[TEXT SEGMENT Boundary: Start]
In calculus, the average velocity represents the rate of change in position over a specific time interval. It's calculated simply by taking the difference in position values at two distinct times and dividing by the time interval. For the object described in the exercise, with its position given by the equation \( s(t) = -4.9t^2 + 300 \), we find the average velocity over the first 3 seconds by subtracting the initial height from the height after 3 seconds and dividing by 3.
To visualize this, let's suppose you took a trip from your house to a park and back. If you know the distance travelled and the total time taken, you could quickly calculate the average speed of your whole trip using this same technique. However, average velocity doesn't tell us about variations in speed during the trip — it simply provides a 'big picture' overview.

Instantaneous velocity, unlike average velocity, gives us the speed of an object at a specific moment in time. It's derived by evaluating the derivative of the position function at a point, which in the realm of calculus, is the slope of the tangent line at that point on the position-time graph. For our falling object, we find the instantaneous velocity by differentiating \( s(t) \) to get \( s'(t) = -9.8t \).

Finding the Moment When Instantaneous Equals Average Velocity

Using the Mean Value Theorem, we can establish that there must be a point within a time interval where the instantaneous velocity equals the average velocity. By solving \( s'(c) = \frac{s(3)-s(0)}{3-0} \), we determined this moment, which offers a snapshot of the object's speed—much like capturing the precise speed of a car at an instant using a speedometer.
[TEXT SEGMENT Boundary: End]
[INFORMATION Boundary: Start]
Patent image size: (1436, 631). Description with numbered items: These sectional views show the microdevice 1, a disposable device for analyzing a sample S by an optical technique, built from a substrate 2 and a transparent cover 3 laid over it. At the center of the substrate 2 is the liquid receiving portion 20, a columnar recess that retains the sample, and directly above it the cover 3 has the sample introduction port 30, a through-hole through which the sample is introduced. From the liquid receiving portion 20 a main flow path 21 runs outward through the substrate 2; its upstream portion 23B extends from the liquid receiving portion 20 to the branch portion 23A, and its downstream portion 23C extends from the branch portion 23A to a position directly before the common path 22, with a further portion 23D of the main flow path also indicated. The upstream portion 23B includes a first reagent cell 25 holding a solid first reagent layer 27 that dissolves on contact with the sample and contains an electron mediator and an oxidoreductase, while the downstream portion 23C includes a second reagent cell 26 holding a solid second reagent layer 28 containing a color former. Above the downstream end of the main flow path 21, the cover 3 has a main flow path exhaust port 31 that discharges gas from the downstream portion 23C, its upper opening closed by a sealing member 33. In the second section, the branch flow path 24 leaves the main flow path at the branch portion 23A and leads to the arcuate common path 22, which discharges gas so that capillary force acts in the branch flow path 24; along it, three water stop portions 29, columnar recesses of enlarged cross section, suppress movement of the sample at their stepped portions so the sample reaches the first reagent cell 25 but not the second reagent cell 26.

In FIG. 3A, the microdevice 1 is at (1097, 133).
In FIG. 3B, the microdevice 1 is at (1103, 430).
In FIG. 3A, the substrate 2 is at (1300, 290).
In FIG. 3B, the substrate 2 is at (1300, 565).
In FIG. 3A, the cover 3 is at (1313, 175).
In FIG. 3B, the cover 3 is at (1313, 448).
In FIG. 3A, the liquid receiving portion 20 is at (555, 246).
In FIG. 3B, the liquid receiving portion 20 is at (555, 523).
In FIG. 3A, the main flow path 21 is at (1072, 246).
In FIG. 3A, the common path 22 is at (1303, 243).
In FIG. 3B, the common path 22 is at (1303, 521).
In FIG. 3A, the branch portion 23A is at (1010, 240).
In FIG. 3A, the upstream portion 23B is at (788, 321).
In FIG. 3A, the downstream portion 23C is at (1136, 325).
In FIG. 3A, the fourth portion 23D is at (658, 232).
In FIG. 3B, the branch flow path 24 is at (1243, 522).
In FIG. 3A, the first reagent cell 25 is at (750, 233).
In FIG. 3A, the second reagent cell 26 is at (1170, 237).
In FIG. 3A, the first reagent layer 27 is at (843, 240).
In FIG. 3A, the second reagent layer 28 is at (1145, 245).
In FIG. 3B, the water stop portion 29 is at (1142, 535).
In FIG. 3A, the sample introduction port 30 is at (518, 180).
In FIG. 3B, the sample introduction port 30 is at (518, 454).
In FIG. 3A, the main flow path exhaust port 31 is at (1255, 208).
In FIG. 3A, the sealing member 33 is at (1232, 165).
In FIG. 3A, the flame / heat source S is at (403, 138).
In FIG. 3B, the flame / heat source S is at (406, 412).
[INFORMATION Boundary: End]
YOUR TASKS
1) In one to three sentences, explain why the velocity passage says some moment in the time interval must have an instantaneous velocity equal to the average velocity.
2) Answer these from the velocity passage:
(a) What equation gives the falling object's position?
(b) What does differentiating that equation produce?
(c) What instrument is compared to capturing a car's precise speed at an instant?
3) Retype the part of the velocity passage that begins at the words "Instantaneous velocity, unlike" and stops after "using a speedometer.".
Draw only on the velocity passage for each answer.

OUTPUTS IN ORDER
1) The Mean Value Theorem establishes that there must be a point within a time interval where the instantaneous velocity equals the average velocity. That moment is found by solving \( s'(c) = \frac{s(3)-s(0)}{3-0} \).

2)
(a) \( s(t) = -4.9t^2 + 300 \)
(b) \( s'(t) = -9.8t \)
(c) A speedometer

3)
Instantaneous velocity, unlike average velocity, gives us the speed of an object at a specific moment in time. It's derived by evaluating the derivative of the position function at a point, which in the realm of calculus, is the slope of the tangent line at that point on the position-time graph. For our falling object, we find the instantaneous velocity by differentiating \( s(t) \) to get \( s'(t) = -9.8t \).

Finding the Moment When Instantaneous Equals Average Velocity

Using the Mean Value Theorem, we can establish that there must be a point within a time interval where the instantaneous velocity equals the average velocity. By solving \( s'(c) = \frac{s(3)-s(0)}{3-0} \), we determined this moment, which offers a snapshot of the object's speed—much like capturing the precise speed of a car at an instant using a speedometer.